-- Begin Data to process --

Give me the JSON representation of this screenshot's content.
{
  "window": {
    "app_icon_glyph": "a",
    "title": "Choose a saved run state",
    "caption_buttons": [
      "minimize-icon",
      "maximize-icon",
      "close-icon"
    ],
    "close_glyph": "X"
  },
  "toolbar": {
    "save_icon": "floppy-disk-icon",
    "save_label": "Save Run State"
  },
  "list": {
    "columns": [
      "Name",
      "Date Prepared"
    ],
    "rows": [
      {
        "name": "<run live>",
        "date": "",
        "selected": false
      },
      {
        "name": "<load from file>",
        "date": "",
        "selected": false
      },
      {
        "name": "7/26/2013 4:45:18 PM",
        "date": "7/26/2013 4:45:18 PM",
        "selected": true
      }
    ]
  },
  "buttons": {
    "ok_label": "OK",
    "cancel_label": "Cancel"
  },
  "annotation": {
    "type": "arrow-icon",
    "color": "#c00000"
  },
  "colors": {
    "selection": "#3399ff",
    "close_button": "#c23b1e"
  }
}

-- End Data to process --

Nothing should be left out: repeat all of the data exactly.

Answer to the task »
Give me the JSON representation of this screenshot's content.
{
  "window": {
    "app_icon_glyph": "a",
    "title": "Choose a saved run state",
    "caption_buttons": [
      "minimize-icon",
      "maximize-icon",
      "close-icon"
    ],
    "close_glyph": "X"
  },
  "toolbar": {
    "save_icon": "floppy-disk-icon",
    "save_label": "Save Run State"
  },
  "list": {
    "columns": [
      "Name",
      "Date Prepared"
    ],
    "rows": [
      {
        "name": "<run live>",
        "date": "",
        "selected": false
      },
      {
        "name": "<load from file>",
        "date": "",
        "selected": false
      },
      {
        "name": "7/26/2013 4:45:18 PM",
        "date": "7/26/2013 4:45:18 PM",
        "selected": true
      }
    ]
  },
  "buttons": {
    "ok_label": "OK",
    "cancel_label": "Cancel"
  },
  "annotation": {
    "type": "arrow-icon",
    "color": "#c00000"
  },
  "colors": {
    "selection": "#3399ff",
    "close_button": "#c23b1e"
  }
}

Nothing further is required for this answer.